* ЦЕЛЬ ЗАДАНИЯ: Измените в отрывке о возможном ордере на арест Нетаньяху всё, что стоит от слов «Ситуация находится в» и до слов «настоящая политическая битва.» включительно, заменив «Международного уголовного суда» на «МУС», и приведите этот участок текста целиком.
::: ФРАГМЕНТ ДОКУМЕНТА :::
Будет информационная борьба будет. Не уверен, что она приведет к аресту Нетаньяху, но для Израиля это не очень хорошая история. Хотя некоторые политики хорохорятся, я думаю, что им придется объясняться с рядом стран. Иначе тогда придется ставить крест на проекте Международного уголовного суда. Насколько я понимаю, часть европейских стран к этому абсолютно не готовы. 

Ситуация находится в самом начале пути. Через какое-то время она приобретет более драматический характер. США уже заявляли, что они будут проводить какие-то особые, специальные действия по отношению к судьям МУС, если те примут такое решение о выдаче ордера на арест Нетаньяху. 

Дело в том, что сейчас речь идет не только о Нетаньяху, но и о представителях ХАМАС, это такое уравновешивание ситуации со стороны Международного уголовного суда. В течение ближайшей недели вокруг этих решений и вокруг этих сигналов развернется настоящая политическая битва.
::: ИЗВЛЕЧЁННЫЕ МАТЕРИАЛЫ :::
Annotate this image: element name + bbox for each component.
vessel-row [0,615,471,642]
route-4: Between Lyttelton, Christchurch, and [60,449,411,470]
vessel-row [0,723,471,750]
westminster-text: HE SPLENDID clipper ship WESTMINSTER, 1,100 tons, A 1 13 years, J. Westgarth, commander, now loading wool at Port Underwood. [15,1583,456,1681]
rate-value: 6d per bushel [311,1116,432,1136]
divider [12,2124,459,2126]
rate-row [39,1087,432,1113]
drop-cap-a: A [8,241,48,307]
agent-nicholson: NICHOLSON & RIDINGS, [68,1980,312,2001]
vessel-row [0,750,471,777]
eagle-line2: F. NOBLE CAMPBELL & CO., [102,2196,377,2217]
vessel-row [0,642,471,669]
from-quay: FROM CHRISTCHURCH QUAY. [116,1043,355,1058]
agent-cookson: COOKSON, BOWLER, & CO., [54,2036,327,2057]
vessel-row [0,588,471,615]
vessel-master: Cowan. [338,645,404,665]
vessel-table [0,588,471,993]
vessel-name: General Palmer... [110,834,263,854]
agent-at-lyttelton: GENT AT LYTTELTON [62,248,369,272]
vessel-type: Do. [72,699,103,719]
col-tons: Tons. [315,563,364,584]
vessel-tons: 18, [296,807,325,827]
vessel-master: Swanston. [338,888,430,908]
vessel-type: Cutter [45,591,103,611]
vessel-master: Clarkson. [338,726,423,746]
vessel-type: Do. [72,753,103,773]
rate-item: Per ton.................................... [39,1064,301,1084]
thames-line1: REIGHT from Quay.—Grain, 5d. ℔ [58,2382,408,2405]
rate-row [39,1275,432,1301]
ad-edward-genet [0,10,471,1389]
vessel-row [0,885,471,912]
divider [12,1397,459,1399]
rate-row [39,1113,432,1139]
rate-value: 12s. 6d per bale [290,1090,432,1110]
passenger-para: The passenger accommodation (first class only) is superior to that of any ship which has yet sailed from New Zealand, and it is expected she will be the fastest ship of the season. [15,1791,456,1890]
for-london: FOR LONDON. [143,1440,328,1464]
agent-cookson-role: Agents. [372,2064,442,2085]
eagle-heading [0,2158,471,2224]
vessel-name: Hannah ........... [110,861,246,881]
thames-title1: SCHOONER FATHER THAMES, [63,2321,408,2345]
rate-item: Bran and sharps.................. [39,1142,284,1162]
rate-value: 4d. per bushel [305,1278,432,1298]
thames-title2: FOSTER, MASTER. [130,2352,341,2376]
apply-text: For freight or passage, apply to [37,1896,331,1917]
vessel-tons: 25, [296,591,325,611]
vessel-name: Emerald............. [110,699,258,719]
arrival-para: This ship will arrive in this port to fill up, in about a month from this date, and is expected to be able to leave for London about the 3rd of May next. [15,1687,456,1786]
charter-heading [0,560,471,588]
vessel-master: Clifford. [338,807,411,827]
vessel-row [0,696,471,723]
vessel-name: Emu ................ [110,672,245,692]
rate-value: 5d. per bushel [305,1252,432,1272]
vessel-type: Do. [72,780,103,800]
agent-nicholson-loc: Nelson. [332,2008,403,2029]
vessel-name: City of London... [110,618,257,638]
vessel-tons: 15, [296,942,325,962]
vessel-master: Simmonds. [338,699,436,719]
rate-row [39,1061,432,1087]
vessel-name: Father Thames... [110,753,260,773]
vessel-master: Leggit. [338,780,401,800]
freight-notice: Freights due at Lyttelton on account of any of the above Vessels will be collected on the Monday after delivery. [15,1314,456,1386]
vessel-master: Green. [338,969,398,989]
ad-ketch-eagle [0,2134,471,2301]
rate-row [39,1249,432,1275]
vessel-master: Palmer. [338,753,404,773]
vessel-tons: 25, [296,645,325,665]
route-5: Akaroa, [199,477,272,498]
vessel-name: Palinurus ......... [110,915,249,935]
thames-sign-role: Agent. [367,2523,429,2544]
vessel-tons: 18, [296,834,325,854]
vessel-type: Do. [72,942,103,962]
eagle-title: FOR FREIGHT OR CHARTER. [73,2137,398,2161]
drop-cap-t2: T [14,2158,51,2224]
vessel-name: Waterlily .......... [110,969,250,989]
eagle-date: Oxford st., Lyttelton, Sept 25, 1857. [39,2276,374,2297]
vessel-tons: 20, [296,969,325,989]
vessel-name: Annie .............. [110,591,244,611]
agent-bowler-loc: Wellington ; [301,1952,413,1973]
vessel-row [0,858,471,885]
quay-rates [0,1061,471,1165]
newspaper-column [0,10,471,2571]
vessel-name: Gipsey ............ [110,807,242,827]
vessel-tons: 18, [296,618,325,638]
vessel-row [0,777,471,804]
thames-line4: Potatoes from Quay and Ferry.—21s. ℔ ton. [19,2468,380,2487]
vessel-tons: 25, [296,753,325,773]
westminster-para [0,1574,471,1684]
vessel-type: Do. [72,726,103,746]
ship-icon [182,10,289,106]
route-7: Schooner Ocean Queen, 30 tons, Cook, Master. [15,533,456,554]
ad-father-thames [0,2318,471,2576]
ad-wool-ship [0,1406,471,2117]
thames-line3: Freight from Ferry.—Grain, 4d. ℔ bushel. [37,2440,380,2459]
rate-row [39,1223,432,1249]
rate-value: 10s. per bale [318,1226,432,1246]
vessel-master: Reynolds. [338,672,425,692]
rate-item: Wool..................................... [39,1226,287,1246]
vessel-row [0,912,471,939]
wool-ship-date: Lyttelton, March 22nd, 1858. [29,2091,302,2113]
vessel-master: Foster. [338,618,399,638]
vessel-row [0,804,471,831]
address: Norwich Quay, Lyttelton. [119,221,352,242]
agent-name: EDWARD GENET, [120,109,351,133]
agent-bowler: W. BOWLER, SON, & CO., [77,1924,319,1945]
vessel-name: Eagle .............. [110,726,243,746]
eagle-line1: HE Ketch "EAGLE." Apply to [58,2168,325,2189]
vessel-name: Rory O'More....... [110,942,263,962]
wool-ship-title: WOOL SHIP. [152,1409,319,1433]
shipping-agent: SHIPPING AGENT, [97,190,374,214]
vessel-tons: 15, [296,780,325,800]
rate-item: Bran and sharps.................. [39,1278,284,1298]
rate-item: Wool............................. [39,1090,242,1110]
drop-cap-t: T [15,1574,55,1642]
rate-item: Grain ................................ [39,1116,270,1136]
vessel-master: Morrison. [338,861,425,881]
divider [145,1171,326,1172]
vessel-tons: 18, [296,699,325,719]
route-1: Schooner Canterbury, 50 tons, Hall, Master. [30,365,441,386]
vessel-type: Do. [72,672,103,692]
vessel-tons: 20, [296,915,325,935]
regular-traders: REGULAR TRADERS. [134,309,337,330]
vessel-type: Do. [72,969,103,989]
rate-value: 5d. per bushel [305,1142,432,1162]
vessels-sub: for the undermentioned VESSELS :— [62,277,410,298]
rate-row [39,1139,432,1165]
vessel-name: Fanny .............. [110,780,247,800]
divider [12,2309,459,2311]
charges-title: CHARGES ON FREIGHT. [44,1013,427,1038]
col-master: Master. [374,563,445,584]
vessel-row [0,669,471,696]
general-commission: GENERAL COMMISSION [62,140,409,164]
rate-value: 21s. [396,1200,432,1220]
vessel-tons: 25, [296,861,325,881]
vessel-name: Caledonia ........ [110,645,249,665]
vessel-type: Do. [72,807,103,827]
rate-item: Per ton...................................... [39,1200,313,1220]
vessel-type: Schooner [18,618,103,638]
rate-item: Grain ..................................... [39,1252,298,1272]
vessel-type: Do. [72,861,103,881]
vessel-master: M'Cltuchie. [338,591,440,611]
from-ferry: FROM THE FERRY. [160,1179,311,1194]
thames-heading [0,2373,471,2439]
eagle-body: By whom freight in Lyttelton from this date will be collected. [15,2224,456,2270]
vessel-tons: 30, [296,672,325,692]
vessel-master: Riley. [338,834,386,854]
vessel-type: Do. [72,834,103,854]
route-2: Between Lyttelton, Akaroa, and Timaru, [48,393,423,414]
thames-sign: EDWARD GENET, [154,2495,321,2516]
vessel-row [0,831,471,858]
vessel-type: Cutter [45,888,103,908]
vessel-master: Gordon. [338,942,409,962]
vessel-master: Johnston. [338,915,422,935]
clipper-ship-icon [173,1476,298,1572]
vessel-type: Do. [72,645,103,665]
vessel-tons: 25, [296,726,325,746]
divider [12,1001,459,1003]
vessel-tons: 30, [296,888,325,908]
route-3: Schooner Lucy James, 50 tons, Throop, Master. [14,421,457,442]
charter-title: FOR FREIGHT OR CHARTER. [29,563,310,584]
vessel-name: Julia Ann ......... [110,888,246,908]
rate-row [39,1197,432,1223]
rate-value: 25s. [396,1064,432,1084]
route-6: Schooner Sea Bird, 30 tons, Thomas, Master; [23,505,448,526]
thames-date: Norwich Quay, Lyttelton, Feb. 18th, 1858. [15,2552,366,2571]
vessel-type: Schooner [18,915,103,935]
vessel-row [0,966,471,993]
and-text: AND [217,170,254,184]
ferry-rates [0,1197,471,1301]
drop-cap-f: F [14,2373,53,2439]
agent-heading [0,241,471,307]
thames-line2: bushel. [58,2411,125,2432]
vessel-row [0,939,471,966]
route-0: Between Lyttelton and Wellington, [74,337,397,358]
:::
* РЕШЕНИЕ ЗАДАНИЯ:
Ситуация находится в самом начале пути. Через какое-то время она приобретет более драматический характер. США уже заявляли, что они будут проводить какие-то особые, специальные действия по отношению к судьям МУС, если те примут такое решение о выдаче ордера на арест Нетаньяху. 

Дело в том, что сейчас речь идет не только о Нетаньяху, но и о представителях ХАМАС, это такое уравновешивание ситуации со стороны МУС. В течение ближайшей недели вокруг этих решений и вокруг этих сигналов развернется настоящая политическая битва.